*PASSAGE TO READ*:
════════════════

After solving AoC in golang first, now I try to rewrite it in zig.
While doing it I try to improve the speed of my solutions. There will be no asm tweaks here, but I try to do my best.
Here are a couple similar repository:
Benchmark times below measured on a Raspberry Pi 4 with 8GB RAM.
Zig version 0.9.1 with -Drelease-fast
build option.
We compare to array window (a
and b
) when a < b
we increment our counter.
a: idx-3 + idx-2 + idx-1
b: idx-2 + idx-1 + idx
As idx-2
and idx-1
are in a
and b
too this can be simplified to idx-3 < idx
.
This way it fits in u13
, using @intCast(u15)
is not necessary.
Gain: 271 μs -> 270 μs :-)
Nothing smart here. I could check only the first character of each command, but it does not really matter.
Using std.heap.FixedBufferAllocator
instead of
std.heap.GeneralPurposeAllocator
helps.
Gain: 4780 μs -> 2650 μs
Using std.ArrayList
instead of std.BufSet
and bitwise operators instead of
strings makes things faster. ~2200 μs with std.testing.allocator
and ~950 μs
with std.heap.FixedBufferAllocator
.
I have tried to be smart whith the data structure here: Using an AutoHashMap
to store the position of each number in the grid, so I do not have to loop
through the whole grid when searching for a number.
This turns out quite slow: ~2x15 ms. Takeaway: When the grid is small (in this case 5x5) looping through it is quite fast anyway, it will compensate the HashMap overhead.
I am using ArrayList
for holding the numbers and boards just like the first
version, but the Board
representation is vastly simplified. Items are stored
in a 5x5 array and I keep track of marked numbers in row
and col
which are
[5]u5
so it is easier to check if we reached a bingo, do not have to loop through
the board every time.
This version runs around 1200-1400 μs, so 10x faster than the first version.
The first version used AutoHashMap
to store vents data. With my input on a
1000x1000 grid there are 98435 points, so it does not make sense after all.
Runtime was 50 ms for the first part, so I just gave up that point.
Using an [1000][1000]u2
array for stroring vents. Nothing fancy. Runtime is
around 5ms each.

════════════════

*GIVEN MATERIAL*:
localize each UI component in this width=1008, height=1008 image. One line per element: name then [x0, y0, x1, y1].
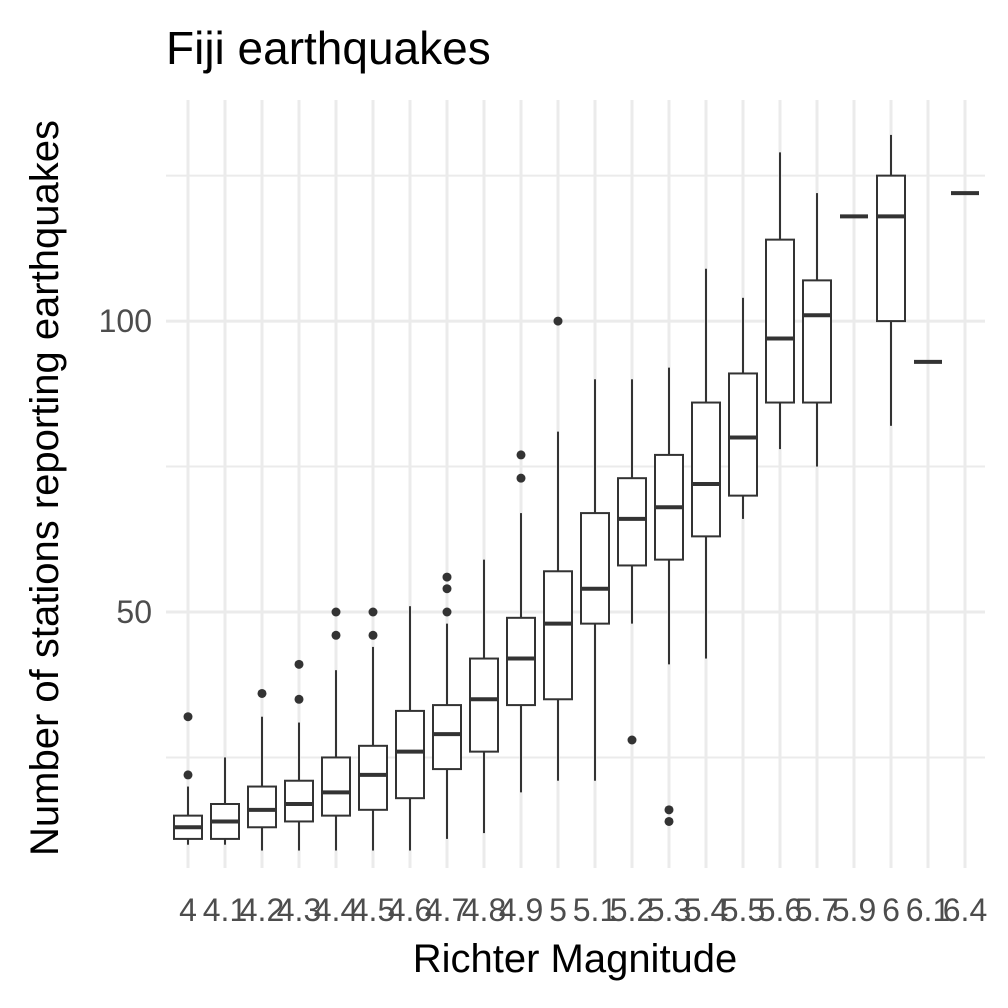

════════════════

*OBJECTIVE*:
Continue the notes on speeding up AoC solutions in Zig, starting after their final sentence. The lines are not required for this exercise.

*TASK RESULT*:
The main idea here is that we do not try to keep track of the fishes, just following how many fish is in a given age. This way the solution is simple and fast.
In first part we need the median of the numbers, in second part we need the mean of them. https://www.geeksforgeeks.org/program-for-mean-and-median-of-an-unsorted-array/
I get the median by sorting the array (which is O(n*log n) worst case), but there are methods to do it O(n) time.
The mean is computed while parsing the items. For fuel stepping I just use
Gauss' trick: 1+2+3+...+n = n(n+1)/2
. This saves me a loop.
Instead of brute forcing the result deduct the unknown numbers from the already
known ones. I am also using a u7
for representing the seven segments. This way
filling them up also takes care of sorting.
This day does not need any fancy idea. I just walk through the items to get the lowest in first part.
In second part I start from every low point and collect every neighbour (and
neighbour of neighbours) which is lowert than 9 recursively. Already visited
points are stored in a std.AutoHashMap(point, void)
. I collect the
basins to a std.PriorityQueue
, so I do not have to sort them at the end. It is
probably useless, but was fun to use this data type too.
TODO: Using a [100][100]bool
array for stroring the seen items might speed
things up.
In the first part I just store the opening pairs in a std.ArrayList(u8)
. I
quit parsing as soon as a pair mismatch occures and count the correspoinding
fail value.
In second part there is an other std.ArryList()
for storing the completion
scores. The score is computed reading the first array backward.
I just used a [10][10]u4
array for stroring the grid items. Zig has a neat
+|=
operator, so the grid items will not overflow because of the continous
flashing. I just flash all the neighbours in 8 direction recursively.
The second part is very similar. I just check if every item in the grid is 0
with fullFlash()
. I break out from the infinite loop when it returns true.
I used a std.StringHashMap(std.ArrayList([]const u8))
for storing the routes
from every cave to the adjacent ones and a std.StringHashMap(void)
for storing
the seen ones.
In first part I recursively check all the caves starting from start
cave,
trying all the paths increasing the counter on every end
reach. I only collect
small caves in seen HashMap.
In second part the seen is a std.StringHashMap(u2)
, so I can store how many
times a small cave is seen. (Using +|=
to avoid overflow).
These solutions are slow: 7ms for the first part and 272 ms for the second which is way too much.
Instead of a std.StringHashMap(void)
I have used a bitmap for representing
seen caves (this could be further simplified by only tracking lowercase caves.
In the second part I use an other bit for marking if double lowercase cave is
used or not.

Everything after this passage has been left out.